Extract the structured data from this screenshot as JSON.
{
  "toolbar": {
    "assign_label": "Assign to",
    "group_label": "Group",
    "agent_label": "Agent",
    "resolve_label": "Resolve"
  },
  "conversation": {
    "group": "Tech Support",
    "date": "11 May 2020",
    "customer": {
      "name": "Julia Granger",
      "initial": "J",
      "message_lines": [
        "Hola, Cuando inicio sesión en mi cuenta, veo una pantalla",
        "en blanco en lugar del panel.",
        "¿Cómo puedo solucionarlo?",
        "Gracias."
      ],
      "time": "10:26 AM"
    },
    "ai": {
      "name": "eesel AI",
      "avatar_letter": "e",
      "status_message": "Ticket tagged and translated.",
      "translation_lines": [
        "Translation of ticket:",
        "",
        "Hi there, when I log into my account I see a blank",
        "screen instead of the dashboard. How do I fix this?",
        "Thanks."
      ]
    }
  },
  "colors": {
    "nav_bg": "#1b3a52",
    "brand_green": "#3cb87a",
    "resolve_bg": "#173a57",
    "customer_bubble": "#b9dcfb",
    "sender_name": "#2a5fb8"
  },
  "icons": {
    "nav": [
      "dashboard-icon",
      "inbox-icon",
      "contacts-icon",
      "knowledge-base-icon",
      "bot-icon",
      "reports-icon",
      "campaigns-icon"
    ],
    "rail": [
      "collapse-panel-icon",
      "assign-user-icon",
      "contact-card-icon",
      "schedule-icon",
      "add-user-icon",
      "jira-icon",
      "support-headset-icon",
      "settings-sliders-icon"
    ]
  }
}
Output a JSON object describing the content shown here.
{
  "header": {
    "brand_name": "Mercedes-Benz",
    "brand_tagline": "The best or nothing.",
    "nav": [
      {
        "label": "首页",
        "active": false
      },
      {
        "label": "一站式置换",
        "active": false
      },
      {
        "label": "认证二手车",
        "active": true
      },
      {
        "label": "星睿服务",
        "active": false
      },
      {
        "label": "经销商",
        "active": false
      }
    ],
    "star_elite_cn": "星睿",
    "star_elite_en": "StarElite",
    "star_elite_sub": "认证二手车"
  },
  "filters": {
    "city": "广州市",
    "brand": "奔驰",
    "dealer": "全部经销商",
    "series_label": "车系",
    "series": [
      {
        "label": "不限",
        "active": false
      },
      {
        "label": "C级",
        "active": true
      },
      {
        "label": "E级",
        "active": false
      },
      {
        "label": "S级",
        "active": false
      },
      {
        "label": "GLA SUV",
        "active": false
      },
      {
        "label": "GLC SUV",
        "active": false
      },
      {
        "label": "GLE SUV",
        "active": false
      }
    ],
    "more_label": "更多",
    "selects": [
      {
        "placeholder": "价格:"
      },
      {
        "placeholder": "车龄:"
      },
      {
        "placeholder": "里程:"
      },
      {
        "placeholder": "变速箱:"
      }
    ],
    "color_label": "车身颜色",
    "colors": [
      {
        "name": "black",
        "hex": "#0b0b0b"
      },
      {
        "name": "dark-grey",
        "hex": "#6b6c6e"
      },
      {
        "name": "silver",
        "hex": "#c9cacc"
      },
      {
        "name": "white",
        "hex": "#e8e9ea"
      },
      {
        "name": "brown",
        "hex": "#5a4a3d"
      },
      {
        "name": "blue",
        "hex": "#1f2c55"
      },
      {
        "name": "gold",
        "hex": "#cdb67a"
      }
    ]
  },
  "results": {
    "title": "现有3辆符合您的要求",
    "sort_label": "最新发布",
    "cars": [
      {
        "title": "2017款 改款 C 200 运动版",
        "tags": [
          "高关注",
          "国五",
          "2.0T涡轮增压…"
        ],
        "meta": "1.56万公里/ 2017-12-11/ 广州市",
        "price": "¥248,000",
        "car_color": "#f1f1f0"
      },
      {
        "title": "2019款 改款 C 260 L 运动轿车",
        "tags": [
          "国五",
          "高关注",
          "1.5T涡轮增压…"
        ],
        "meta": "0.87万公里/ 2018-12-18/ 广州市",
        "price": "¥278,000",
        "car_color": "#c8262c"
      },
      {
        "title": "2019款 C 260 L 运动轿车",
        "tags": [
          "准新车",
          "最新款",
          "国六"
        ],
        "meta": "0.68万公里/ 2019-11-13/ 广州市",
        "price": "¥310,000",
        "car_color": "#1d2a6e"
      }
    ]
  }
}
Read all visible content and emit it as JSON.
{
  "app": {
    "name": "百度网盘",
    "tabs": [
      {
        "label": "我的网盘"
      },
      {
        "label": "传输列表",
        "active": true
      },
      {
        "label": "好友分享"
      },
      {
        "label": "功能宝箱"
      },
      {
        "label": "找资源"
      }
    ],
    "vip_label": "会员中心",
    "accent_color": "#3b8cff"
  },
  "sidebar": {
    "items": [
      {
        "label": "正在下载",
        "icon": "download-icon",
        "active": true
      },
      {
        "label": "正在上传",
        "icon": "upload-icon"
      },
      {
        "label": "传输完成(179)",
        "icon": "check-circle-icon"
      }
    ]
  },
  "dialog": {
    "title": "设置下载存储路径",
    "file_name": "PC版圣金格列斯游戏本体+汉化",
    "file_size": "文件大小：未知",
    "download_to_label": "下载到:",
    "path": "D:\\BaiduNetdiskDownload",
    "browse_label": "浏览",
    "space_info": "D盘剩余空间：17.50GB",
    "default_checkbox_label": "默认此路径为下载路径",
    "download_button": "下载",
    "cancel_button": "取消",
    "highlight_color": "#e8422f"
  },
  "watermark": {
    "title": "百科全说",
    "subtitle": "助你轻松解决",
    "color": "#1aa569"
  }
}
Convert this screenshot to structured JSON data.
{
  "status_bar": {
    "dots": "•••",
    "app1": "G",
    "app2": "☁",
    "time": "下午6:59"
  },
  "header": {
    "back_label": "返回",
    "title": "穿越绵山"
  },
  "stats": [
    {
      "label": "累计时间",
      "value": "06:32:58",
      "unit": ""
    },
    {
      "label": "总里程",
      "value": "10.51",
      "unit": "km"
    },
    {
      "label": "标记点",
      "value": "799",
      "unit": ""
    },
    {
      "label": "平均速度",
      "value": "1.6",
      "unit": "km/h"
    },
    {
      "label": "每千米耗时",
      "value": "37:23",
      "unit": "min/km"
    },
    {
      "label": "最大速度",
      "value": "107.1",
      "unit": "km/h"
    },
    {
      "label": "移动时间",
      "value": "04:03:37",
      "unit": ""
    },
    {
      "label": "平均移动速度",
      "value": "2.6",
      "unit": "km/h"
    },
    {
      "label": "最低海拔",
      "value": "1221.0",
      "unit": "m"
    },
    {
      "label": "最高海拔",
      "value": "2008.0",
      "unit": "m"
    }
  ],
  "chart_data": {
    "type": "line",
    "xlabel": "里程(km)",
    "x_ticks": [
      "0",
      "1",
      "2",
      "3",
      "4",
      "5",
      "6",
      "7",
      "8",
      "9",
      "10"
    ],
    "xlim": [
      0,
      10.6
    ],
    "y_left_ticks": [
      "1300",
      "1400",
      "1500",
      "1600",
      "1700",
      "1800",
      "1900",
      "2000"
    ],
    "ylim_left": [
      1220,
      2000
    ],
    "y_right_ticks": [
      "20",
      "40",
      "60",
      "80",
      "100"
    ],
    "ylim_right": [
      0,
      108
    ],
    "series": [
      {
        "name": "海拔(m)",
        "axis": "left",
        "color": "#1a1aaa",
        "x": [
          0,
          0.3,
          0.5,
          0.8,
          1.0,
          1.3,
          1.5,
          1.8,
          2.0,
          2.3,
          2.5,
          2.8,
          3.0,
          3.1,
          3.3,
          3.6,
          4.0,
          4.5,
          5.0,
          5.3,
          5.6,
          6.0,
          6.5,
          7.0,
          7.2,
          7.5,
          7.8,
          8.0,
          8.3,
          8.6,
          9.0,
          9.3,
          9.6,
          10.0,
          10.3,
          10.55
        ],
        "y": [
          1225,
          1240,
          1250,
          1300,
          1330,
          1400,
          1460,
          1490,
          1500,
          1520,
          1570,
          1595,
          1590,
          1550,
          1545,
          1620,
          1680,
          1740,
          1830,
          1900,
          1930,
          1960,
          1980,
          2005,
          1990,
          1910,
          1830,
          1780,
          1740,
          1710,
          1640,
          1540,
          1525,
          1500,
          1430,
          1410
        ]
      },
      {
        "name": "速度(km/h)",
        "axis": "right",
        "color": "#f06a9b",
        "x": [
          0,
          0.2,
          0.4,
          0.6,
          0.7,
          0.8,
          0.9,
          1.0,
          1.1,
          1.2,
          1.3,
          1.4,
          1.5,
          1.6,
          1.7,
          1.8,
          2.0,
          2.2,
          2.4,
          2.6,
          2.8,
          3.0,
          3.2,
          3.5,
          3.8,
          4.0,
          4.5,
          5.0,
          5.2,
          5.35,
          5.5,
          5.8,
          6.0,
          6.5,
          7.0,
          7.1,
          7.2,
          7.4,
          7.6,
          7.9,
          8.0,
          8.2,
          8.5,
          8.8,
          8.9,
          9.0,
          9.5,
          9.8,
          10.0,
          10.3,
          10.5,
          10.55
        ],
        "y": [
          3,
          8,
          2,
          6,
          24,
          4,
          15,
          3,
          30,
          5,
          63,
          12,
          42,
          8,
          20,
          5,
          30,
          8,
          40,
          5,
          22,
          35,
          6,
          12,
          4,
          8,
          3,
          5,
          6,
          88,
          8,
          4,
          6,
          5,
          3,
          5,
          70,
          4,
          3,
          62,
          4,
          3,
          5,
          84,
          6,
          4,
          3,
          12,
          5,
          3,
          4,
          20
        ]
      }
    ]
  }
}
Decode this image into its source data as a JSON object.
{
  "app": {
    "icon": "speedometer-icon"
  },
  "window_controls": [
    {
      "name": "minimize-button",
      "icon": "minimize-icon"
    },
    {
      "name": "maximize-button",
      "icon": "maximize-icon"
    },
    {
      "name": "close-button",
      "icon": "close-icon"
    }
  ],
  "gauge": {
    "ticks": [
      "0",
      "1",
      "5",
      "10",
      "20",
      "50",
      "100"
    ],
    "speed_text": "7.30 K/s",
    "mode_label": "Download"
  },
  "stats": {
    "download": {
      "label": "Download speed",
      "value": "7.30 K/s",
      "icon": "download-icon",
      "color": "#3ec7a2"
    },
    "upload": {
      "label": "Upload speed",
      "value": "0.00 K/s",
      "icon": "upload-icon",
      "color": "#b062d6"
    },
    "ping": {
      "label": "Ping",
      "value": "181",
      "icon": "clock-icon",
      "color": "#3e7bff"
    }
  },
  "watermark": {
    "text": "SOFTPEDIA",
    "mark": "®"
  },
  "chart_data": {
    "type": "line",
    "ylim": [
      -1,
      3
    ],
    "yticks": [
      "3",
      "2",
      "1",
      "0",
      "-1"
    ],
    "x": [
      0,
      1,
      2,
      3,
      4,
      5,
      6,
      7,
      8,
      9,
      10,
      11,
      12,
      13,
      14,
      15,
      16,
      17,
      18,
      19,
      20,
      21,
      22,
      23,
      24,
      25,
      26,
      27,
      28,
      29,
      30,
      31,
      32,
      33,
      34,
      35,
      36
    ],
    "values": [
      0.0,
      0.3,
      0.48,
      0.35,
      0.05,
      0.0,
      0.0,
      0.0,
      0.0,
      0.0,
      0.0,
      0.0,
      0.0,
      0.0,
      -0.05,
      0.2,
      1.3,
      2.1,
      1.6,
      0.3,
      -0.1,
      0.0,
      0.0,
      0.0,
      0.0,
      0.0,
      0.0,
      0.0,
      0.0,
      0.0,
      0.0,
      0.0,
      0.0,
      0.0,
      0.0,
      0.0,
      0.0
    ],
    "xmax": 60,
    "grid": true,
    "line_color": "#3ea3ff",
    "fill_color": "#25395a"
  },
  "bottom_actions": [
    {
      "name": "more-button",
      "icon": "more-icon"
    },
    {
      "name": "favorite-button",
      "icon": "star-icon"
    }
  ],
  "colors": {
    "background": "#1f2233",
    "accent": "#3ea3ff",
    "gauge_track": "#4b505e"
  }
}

> _Your instructions_:
State how many lines of the listing above include the word "JSON". Give nothing but the number.

> _Written answer_:
5